[Begin Records provided]

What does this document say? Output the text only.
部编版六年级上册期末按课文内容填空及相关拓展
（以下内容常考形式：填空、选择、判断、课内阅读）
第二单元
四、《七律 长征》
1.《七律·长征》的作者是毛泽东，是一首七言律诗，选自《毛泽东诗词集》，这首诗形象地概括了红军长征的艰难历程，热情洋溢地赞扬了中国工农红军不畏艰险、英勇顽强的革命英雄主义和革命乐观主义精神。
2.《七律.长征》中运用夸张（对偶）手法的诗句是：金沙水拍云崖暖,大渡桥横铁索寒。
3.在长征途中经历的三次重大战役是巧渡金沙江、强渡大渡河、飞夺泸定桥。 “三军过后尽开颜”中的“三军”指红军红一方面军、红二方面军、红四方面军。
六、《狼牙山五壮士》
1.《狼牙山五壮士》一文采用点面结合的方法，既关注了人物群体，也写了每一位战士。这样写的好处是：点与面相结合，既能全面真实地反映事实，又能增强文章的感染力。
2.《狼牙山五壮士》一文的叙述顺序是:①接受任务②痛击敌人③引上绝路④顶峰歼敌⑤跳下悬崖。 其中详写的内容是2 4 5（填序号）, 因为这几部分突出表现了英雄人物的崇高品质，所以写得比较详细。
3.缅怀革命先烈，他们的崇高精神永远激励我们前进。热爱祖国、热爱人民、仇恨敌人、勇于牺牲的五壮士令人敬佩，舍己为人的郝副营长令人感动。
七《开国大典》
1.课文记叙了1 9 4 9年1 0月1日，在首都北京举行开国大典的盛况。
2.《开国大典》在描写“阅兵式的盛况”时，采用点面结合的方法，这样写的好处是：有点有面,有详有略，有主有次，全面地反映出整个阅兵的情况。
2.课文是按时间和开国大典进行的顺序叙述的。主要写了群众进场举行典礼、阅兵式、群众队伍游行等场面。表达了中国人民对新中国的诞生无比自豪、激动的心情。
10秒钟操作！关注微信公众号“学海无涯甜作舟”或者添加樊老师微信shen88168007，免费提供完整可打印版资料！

[End Records provided]

#### Instruction
Repeat each entry word for word.

#### Response to this exercise
What does this document say? Output the text only.
部编版六年级上册期末按课文内容填空及相关拓展
（以下内容常考形式：填空、选择、判断、课内阅读）
第二单元
四、《七律 长征》
1.《七律·长征》的作者是毛泽东，是一首七言律诗，选自《毛泽东诗词集》，这首诗形象地概括了红军长征的艰难历程，热情洋溢地赞扬了中国工农红军不畏艰险、英勇顽强的革命英雄主义和革命乐观主义精神。
2.《七律.长征》中运用夸张（对偶）手法的诗句是：金沙水拍云崖暖,大渡桥横铁索寒。
3.在长征途中经历的三次重大战役是巧渡金沙江、强渡大渡河、飞夺泸定桥。 “三军过后尽开颜”中的“三军”指红军红一方面军、红二方面军、红四方面军。
六、《狼牙山五壮士》
1.《狼牙山五壮士》一文采用点面结合的方法，既关注了人物群体，也写了每一位战士。这样写的好处是：点与面相结合，既能全面真实地反映事实，又能增强文章的感染力。
2.《狼牙山五壮士》一文的叙述顺序是:①接受任务②痛击敌人③引上绝路④顶峰歼敌⑤跳下悬崖。 其中详写的内容是2 4 5（填序号）, 因为这几部分突出表现了英雄人物的崇高品质，所以写得比较详细。
3.缅怀革命先烈，他们的崇高精神永远激励我们前进。热爱祖国、热爱人民、仇恨敌人、勇于牺牲的五壮士令人敬佩，舍己为人的郝副营长令人感动。
七《开国大典》
1.课文记叙了1 9 4 9年1 0月1日，在首都北京举行开国大典的盛况。
2.《开国大典》在描写“阅兵式的盛况”时，采用点面结合的方法，这样写的好处是：有点有面,有详有略，有主有次，全面地反映出整个阅兵的情况。
2.课文是按时间和开国大典进行的顺序叙述的。主要写了群众进场举行典礼、阅兵式、群众队伍游行等场面。表达了中国人民对新中国的诞生无比自豪、激动的心情。
10秒钟操作！关注微信公众号“学海无涯甜作舟”或者添加樊老师微信shen88168007，免费提供完整可打印版资料！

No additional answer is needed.